(Lines of data)
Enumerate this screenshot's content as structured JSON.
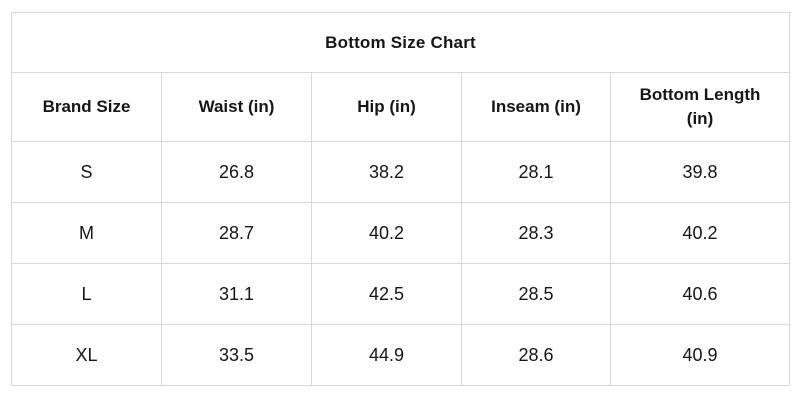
{
  "page": {
    "background": "#ffffff"
  },
  "colors": {
    "border": "#d9d9d9",
    "text": "#161616",
    "cell_background": "#ffffff"
  },
  "chart_data": {
    "type": "table",
    "title": "Bottom Size Chart",
    "columns": [
      "Brand Size",
      "Waist (in)",
      "Hip (in)",
      "Inseam (in)",
      "Bottom Length (in)"
    ],
    "rows": [
      [
        "S",
        "26.8",
        "38.2",
        "28.1",
        "39.8"
      ],
      [
        "M",
        "28.7",
        "40.2",
        "28.3",
        "40.2"
      ],
      [
        "L",
        "31.1",
        "42.5",
        "28.5",
        "40.6"
      ],
      [
        "XL",
        "33.5",
        "44.9",
        "28.6",
        "40.9"
      ]
    ]
  }
}
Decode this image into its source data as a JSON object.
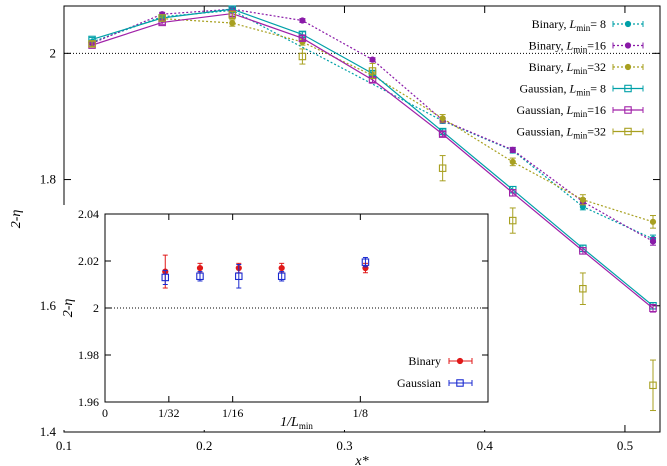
{
  "chart_data": [
    {
      "type": "line",
      "title": "",
      "xlabel": "x*",
      "ylabel": "2-η",
      "xlim": [
        0.1,
        0.525
      ],
      "ylim": [
        1.4,
        2.075
      ],
      "x_ticks": [
        0.1,
        0.2,
        0.3,
        0.4,
        0.5
      ],
      "x_tick_labels": [
        "0.1",
        "0.2",
        "0.3",
        "0.4",
        "0.5"
      ],
      "y_ticks": [
        1.4,
        1.6,
        1.8,
        2.0
      ],
      "y_tick_labels": [
        "1.4",
        "1.6",
        "1.8",
        "2"
      ],
      "reference_line_y": 2.0,
      "legend_position": "top-right",
      "series": [
        {
          "name": "Binary, Lmin= 8",
          "legend_prefix": "Binary, ",
          "legend_suffix": "= 8",
          "style": "dotted",
          "marker": "filled-circle",
          "color": "#00a0a8",
          "x": [
            0.12,
            0.17,
            0.22,
            0.37,
            0.42,
            0.47,
            0.52
          ],
          "y": [
            2.018,
            2.058,
            2.068,
            1.893,
            1.846,
            1.757,
            1.706
          ],
          "err": [
            0.003,
            0.003,
            0.003,
            0.004,
            0.004,
            0.005,
            0.006
          ]
        },
        {
          "name": "Binary, Lmin=16",
          "legend_prefix": "Binary, ",
          "legend_suffix": "=16",
          "style": "dotted",
          "marker": "filled-circle",
          "color": "#8a1aa8",
          "x": [
            0.12,
            0.17,
            0.22,
            0.27,
            0.32,
            0.37,
            0.42,
            0.47,
            0.52
          ],
          "y": [
            2.016,
            2.062,
            2.07,
            2.052,
            1.99,
            1.894,
            1.847,
            1.765,
            1.702
          ],
          "err": [
            0.003,
            0.003,
            0.003,
            0.003,
            0.003,
            0.004,
            0.004,
            0.005,
            0.006
          ]
        },
        {
          "name": "Binary, Lmin=32",
          "legend_prefix": "Binary, ",
          "legend_suffix": "=32",
          "style": "dotted",
          "marker": "filled-circle",
          "color": "#a8a020",
          "x": [
            0.17,
            0.22,
            0.27,
            0.32,
            0.37,
            0.42,
            0.47,
            0.52
          ],
          "y": [
            2.055,
            2.048,
            2.018,
            1.965,
            1.897,
            1.828,
            1.768,
            1.733
          ],
          "err": [
            0.004,
            0.005,
            0.005,
            0.005,
            0.006,
            0.006,
            0.008,
            0.01
          ]
        },
        {
          "name": "Gaussian, Lmin= 8",
          "legend_prefix": "Gaussian, ",
          "legend_suffix": "= 8",
          "style": "solid",
          "marker": "open-square",
          "color": "#00a0a8",
          "x": [
            0.12,
            0.17,
            0.22,
            0.27,
            0.32,
            0.37,
            0.42,
            0.47,
            0.52
          ],
          "y": [
            2.022,
            2.056,
            2.07,
            2.03,
            1.968,
            1.876,
            1.784,
            1.691,
            1.6
          ],
          "err": [
            0.003,
            0.003,
            0.003,
            0.004,
            0.004,
            0.004,
            0.005,
            0.005,
            0.005
          ]
        },
        {
          "name": "Gaussian, Lmin=16",
          "legend_prefix": "Gaussian, ",
          "legend_suffix": "=16",
          "style": "solid",
          "marker": "open-square",
          "color": "#a020a8",
          "x": [
            0.12,
            0.17,
            0.22,
            0.27,
            0.32,
            0.37,
            0.42,
            0.47,
            0.52
          ],
          "y": [
            2.013,
            2.049,
            2.063,
            2.024,
            1.958,
            1.872,
            1.779,
            1.687,
            1.596
          ],
          "err": [
            0.003,
            0.003,
            0.004,
            0.004,
            0.004,
            0.004,
            0.005,
            0.005,
            0.006
          ]
        },
        {
          "name": "Gaussian, Lmin=32",
          "legend_prefix": "Gaussian, ",
          "legend_suffix": "=32",
          "style": "errorbar-only",
          "marker": "open-square",
          "color": "#a8a020",
          "x": [
            0.12,
            0.17,
            0.22,
            0.27,
            0.32,
            0.37,
            0.42,
            0.47,
            0.52
          ],
          "y": [
            2.015,
            2.056,
            2.061,
            1.995,
            1.972,
            1.818,
            1.735,
            1.627,
            1.474
          ],
          "err": [
            0.004,
            0.005,
            0.006,
            0.012,
            0.012,
            0.02,
            0.02,
            0.025,
            0.04
          ]
        }
      ]
    },
    {
      "type": "scatter",
      "title": "",
      "xlabel": "1/Lmin",
      "xlabel_prefix": "1/",
      "ylabel": "2-η",
      "xlim": [
        0,
        0.1875
      ],
      "ylim": [
        1.96,
        2.04
      ],
      "x_ticks": [
        0,
        0.03125,
        0.0625,
        0.125
      ],
      "x_tick_labels": [
        "0",
        "1/32",
        "1/16",
        "1/8"
      ],
      "y_ticks": [
        1.96,
        1.98,
        2.0,
        2.02,
        2.04
      ],
      "y_tick_labels": [
        "1.96",
        "1.98",
        "2",
        "2.02",
        "2.04"
      ],
      "reference_line_y": 2.0,
      "legend_position": "bottom-right",
      "series": [
        {
          "name": "Binary",
          "marker": "filled-circle",
          "color": "#e01818",
          "x": [
            0.0295,
            0.0465,
            0.0655,
            0.0865,
            0.1275
          ],
          "y": [
            2.0155,
            2.017,
            2.017,
            2.017,
            2.017
          ],
          "err": [
            0.007,
            0.002,
            0.002,
            0.002,
            0.002
          ]
        },
        {
          "name": "Gaussian",
          "marker": "open-square",
          "color": "#1a2ad0",
          "x": [
            0.0295,
            0.0465,
            0.0655,
            0.0865,
            0.1275
          ],
          "y": [
            2.013,
            2.0135,
            2.0135,
            2.0135,
            2.0195
          ],
          "err": [
            0.003,
            0.002,
            0.005,
            0.002,
            0.002
          ]
        }
      ]
    }
  ]
}
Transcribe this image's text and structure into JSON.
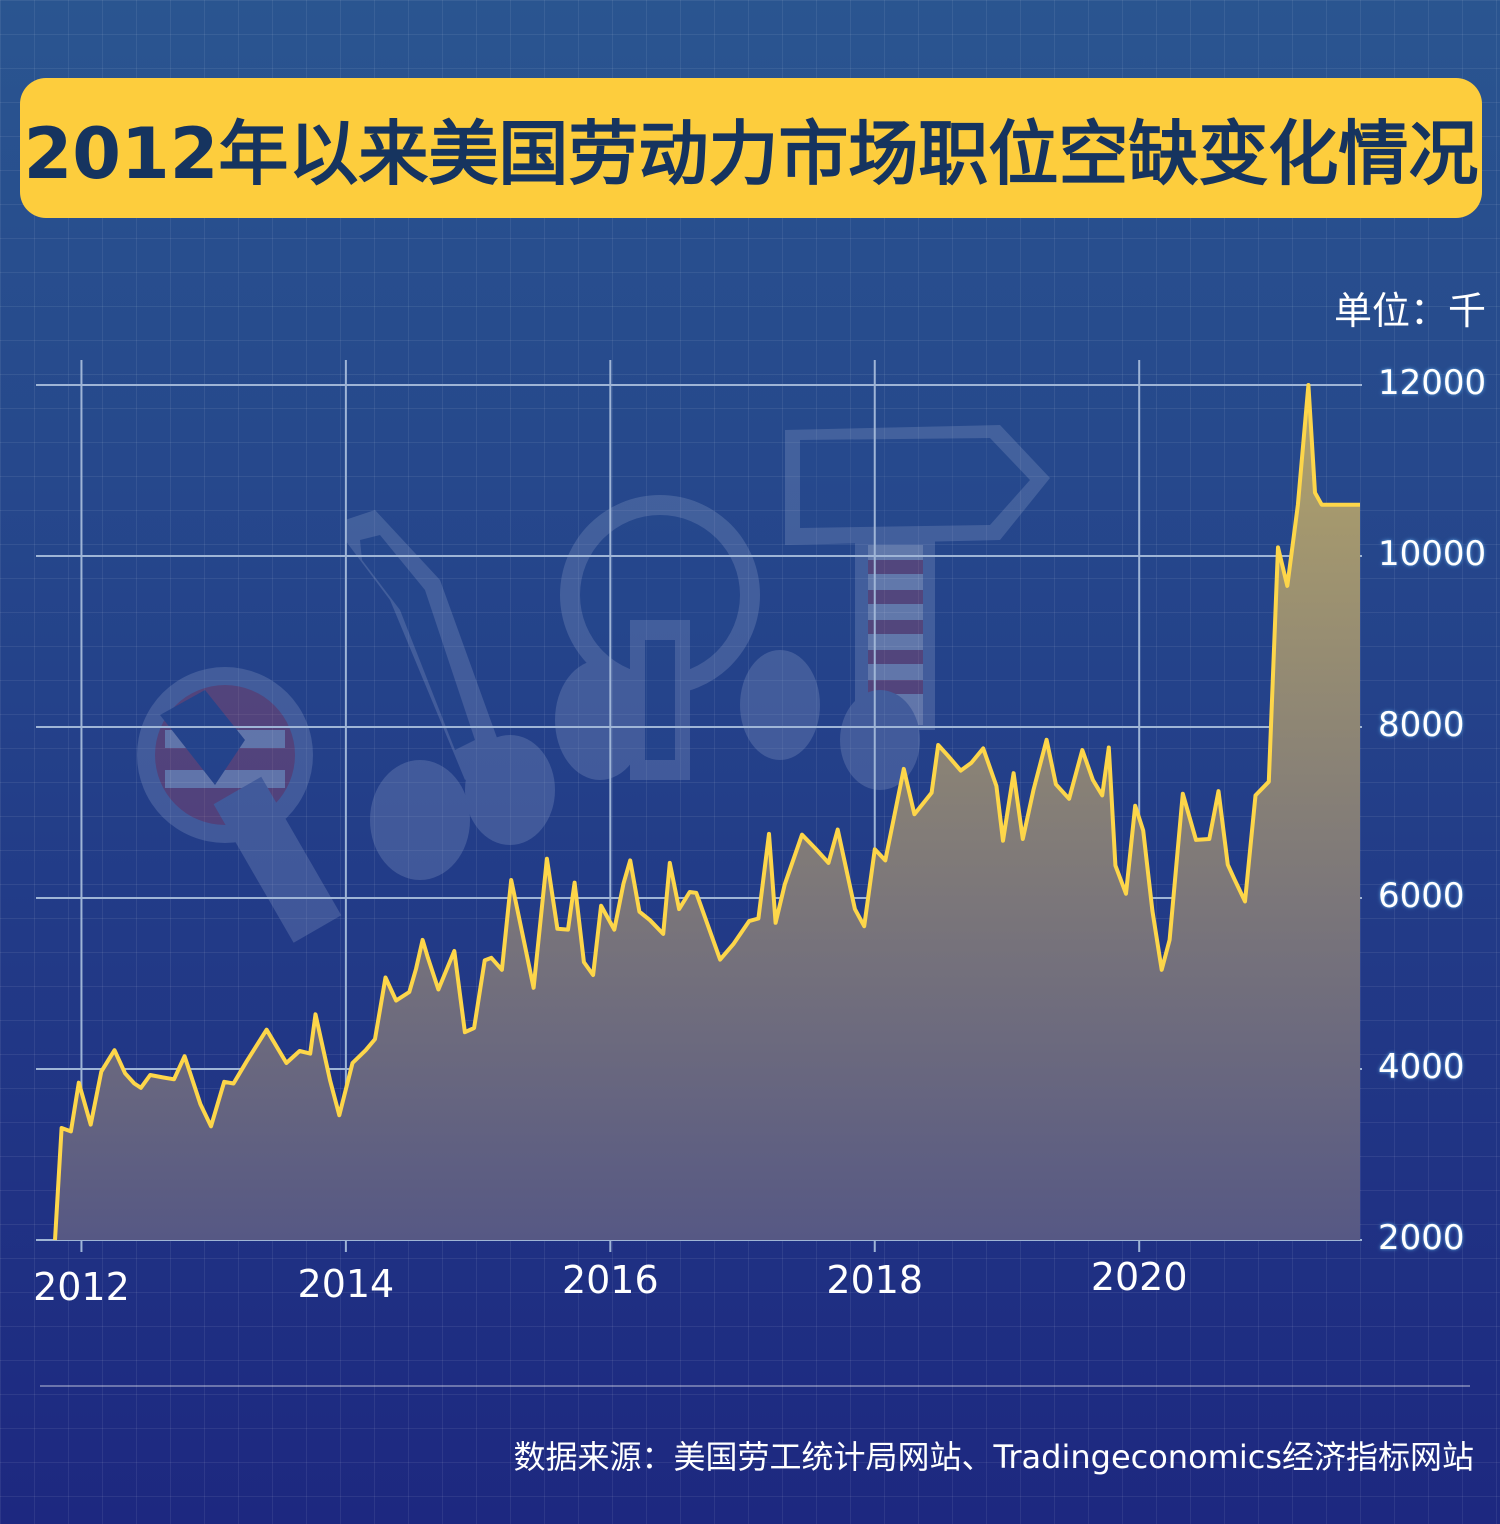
{
  "title": "2012年以来美国劳动力市场职位空缺变化情况",
  "unit_label": "单位：千",
  "source": "数据来源：美国劳工统计局网站、Tradingeconomics经济指标网站",
  "colors": {
    "title_bg": "#fdcd3d",
    "title_text": "#16345f",
    "line": "#fdd64a",
    "area_top": "#b3a46a",
    "area_bottom": "#565884",
    "gridline": "#9fb5d6"
  },
  "decoration_icons": [
    "wrench-icon",
    "screwdriver-icon",
    "pliers-icon",
    "hammer-icon",
    "raised-hands-icon"
  ],
  "chart_data": {
    "type": "area",
    "title": "2012年以来美国劳动力市场职位空缺变化情况",
    "ylabel": "单位：千",
    "xlim": [
      2011.8,
      2021.67
    ],
    "ylim": [
      2000,
      12000
    ],
    "yticks": [
      2000,
      4000,
      6000,
      8000,
      10000,
      12000
    ],
    "ytick_labels": [
      "2000",
      "4000",
      "6000",
      "8000",
      "10000",
      "12000"
    ],
    "xticks": [
      2012,
      2014,
      2016,
      2018,
      2020
    ],
    "xtick_labels": [
      "2012",
      "2014",
      "2016",
      "2018",
      "2020"
    ],
    "grid": true,
    "legend": "none",
    "series": [
      {
        "x": [
          2011.8,
          2011.85,
          2011.92,
          2011.98,
          2012.07,
          2012.15,
          2012.25,
          2012.33,
          2012.4,
          2012.45,
          2012.52,
          2012.62,
          2012.7,
          2012.78,
          2012.9,
          2012.98,
          2013.08,
          2013.15,
          2013.25,
          2013.4,
          2013.55,
          2013.65,
          2013.73,
          2013.77,
          2013.88,
          2013.95,
          2014.05,
          2014.15,
          2014.22,
          2014.3,
          2014.38,
          2014.48,
          2014.53,
          2014.58,
          2014.62,
          2014.7,
          2014.82,
          2014.9,
          2014.97,
          2015.05,
          2015.1,
          2015.18,
          2015.25,
          2015.35,
          2015.42,
          2015.52,
          2015.6,
          2015.68,
          2015.73,
          2015.8,
          2015.87,
          2015.93,
          2016.03,
          2016.1,
          2016.15,
          2016.22,
          2016.3,
          2016.4,
          2016.45,
          2016.52,
          2016.6,
          2016.65,
          2016.83,
          2016.93,
          2017.05,
          2017.12,
          2017.2,
          2017.25,
          2017.32,
          2017.45,
          2017.55,
          2017.65,
          2017.72,
          2017.85,
          2017.92,
          2018.0,
          2018.08,
          2018.22,
          2018.3,
          2018.43,
          2018.48,
          2018.55,
          2018.65,
          2018.73,
          2018.82,
          2018.92,
          2018.97,
          2019.05,
          2019.12,
          2019.2,
          2019.3,
          2019.37,
          2019.47,
          2019.57,
          2019.65,
          2019.72,
          2019.77,
          2019.82,
          2019.9,
          2019.97,
          2020.03,
          2020.1,
          2020.17,
          2020.23,
          2020.33,
          2020.43,
          2020.53,
          2020.6,
          2020.67,
          2020.72,
          2020.8,
          2020.88,
          2020.98,
          2021.05,
          2021.12,
          2021.2,
          2021.28,
          2021.33,
          2021.38,
          2021.45,
          2021.57,
          2021.62,
          2021.67
        ],
        "y": [
          2000,
          3310,
          3270,
          3840,
          3350,
          3970,
          4220,
          3950,
          3830,
          3780,
          3930,
          3900,
          3880,
          4150,
          3590,
          3330,
          3850,
          3830,
          4090,
          4460,
          4070,
          4210,
          4180,
          4640,
          3870,
          3460,
          4070,
          4220,
          4350,
          5070,
          4800,
          4900,
          5170,
          5510,
          5300,
          4930,
          5380,
          4430,
          4480,
          5270,
          5300,
          5160,
          6210,
          5470,
          4950,
          6460,
          5640,
          5630,
          6180,
          5250,
          5100,
          5910,
          5630,
          6170,
          6440,
          5840,
          5740,
          5580,
          6410,
          5870,
          6070,
          6060,
          5280,
          5460,
          5730,
          5760,
          6750,
          5710,
          6160,
          6740,
          6580,
          6410,
          6800,
          5870,
          5670,
          6570,
          6440,
          7510,
          6980,
          7230,
          7790,
          7670,
          7490,
          7580,
          7750,
          7310,
          6670,
          7460,
          6690,
          7260,
          7850,
          7330,
          7160,
          7730,
          7380,
          7200,
          7760,
          6380,
          6050,
          7080,
          6790,
          5850,
          5160,
          5510,
          7220,
          6680,
          6690,
          7250,
          6390,
          6220,
          5960,
          7200,
          7360,
          10100,
          9650,
          10600,
          12000,
          10740,
          10600,
          10600,
          10600,
          10600,
          10600
        ]
      }
    ]
  }
}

**Request**
Every line holding "JSON" should be copied out.

**Final result**
Enumerate this screenshot's content as structured JSON.
Decode this image into its source data as a JSON object.
Transcribe this image's text and structure into JSON.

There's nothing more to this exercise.